■ **Exercise details**: Exactly as written, retype the listing below, omitting the pictures.
------------------------
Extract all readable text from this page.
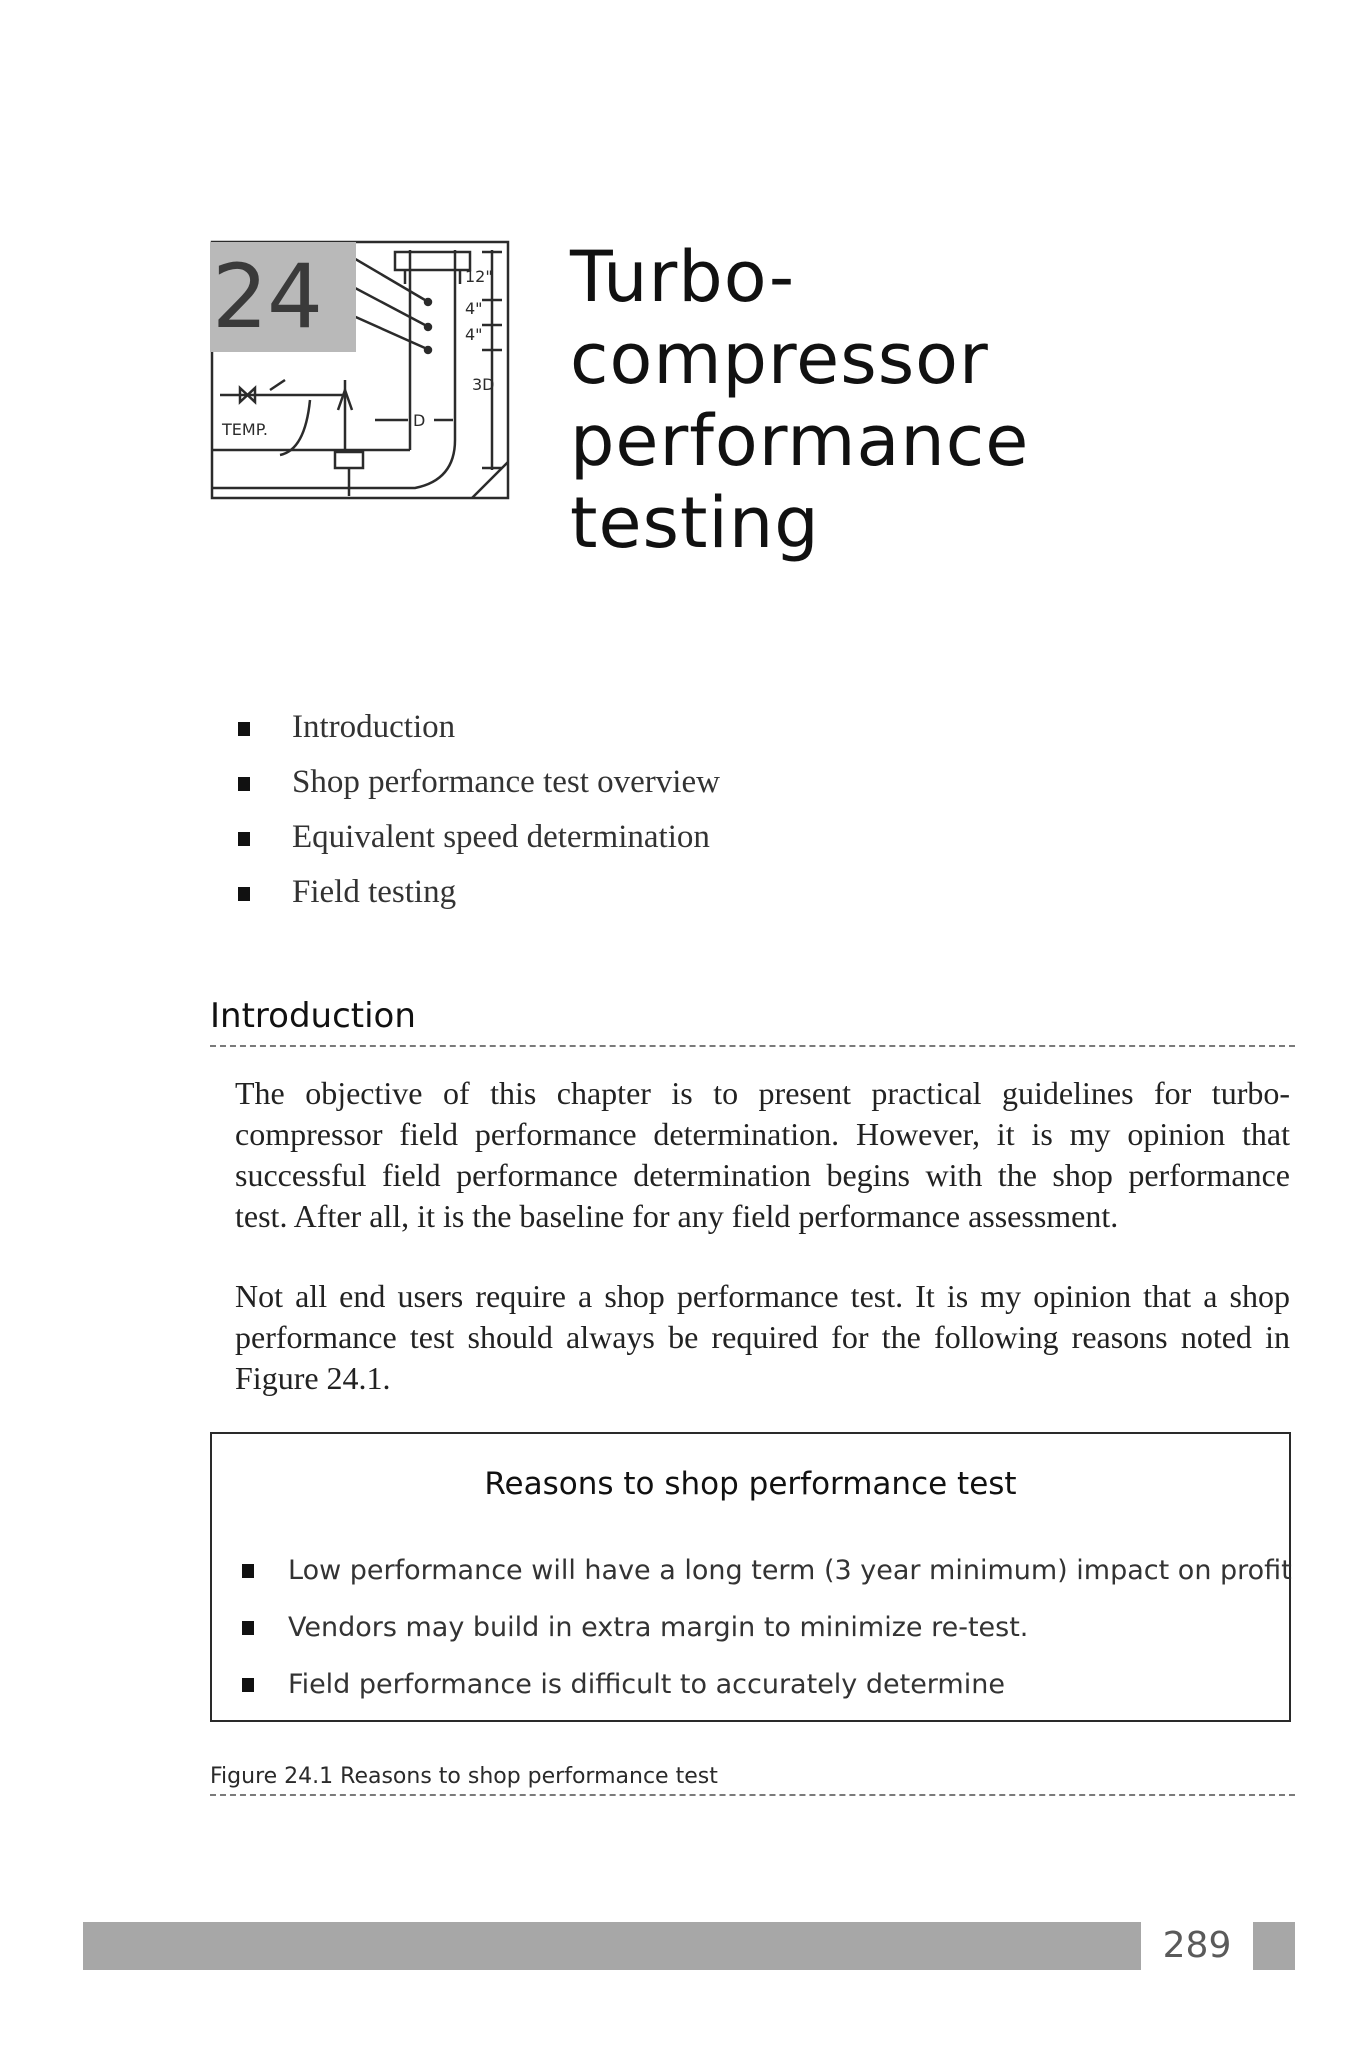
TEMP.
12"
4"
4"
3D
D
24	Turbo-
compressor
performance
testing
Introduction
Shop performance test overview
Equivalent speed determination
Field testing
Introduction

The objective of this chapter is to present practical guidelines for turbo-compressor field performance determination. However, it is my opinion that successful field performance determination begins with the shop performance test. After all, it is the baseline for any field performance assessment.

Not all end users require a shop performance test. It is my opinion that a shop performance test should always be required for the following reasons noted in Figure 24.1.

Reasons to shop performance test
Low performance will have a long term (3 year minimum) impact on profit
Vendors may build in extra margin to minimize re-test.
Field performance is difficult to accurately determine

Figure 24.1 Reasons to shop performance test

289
------------------------
■ **Finished answer**:
Extract all readable text from this page.
TEMP.
12"
4"
4"
3D
D
24	Turbo-
compressor
performance
testing
Introduction
Shop performance test overview
Equivalent speed determination
Field testing
Introduction

The objective of this chapter is to present practical guidelines for turbo-compressor field performance determination. However, it is my opinion that successful field performance determination begins with the shop performance test. After all, it is the baseline for any field performance assessment.

Not all end users require a shop performance test. It is my opinion that a shop performance test should always be required for the following reasons noted in Figure 24.1.

Reasons to shop performance test
Low performance will have a long term (3 year minimum) impact on profit
Vendors may build in extra margin to minimize re-test.
Field performance is difficult to accurately determine

Figure 24.1 Reasons to shop performance test

289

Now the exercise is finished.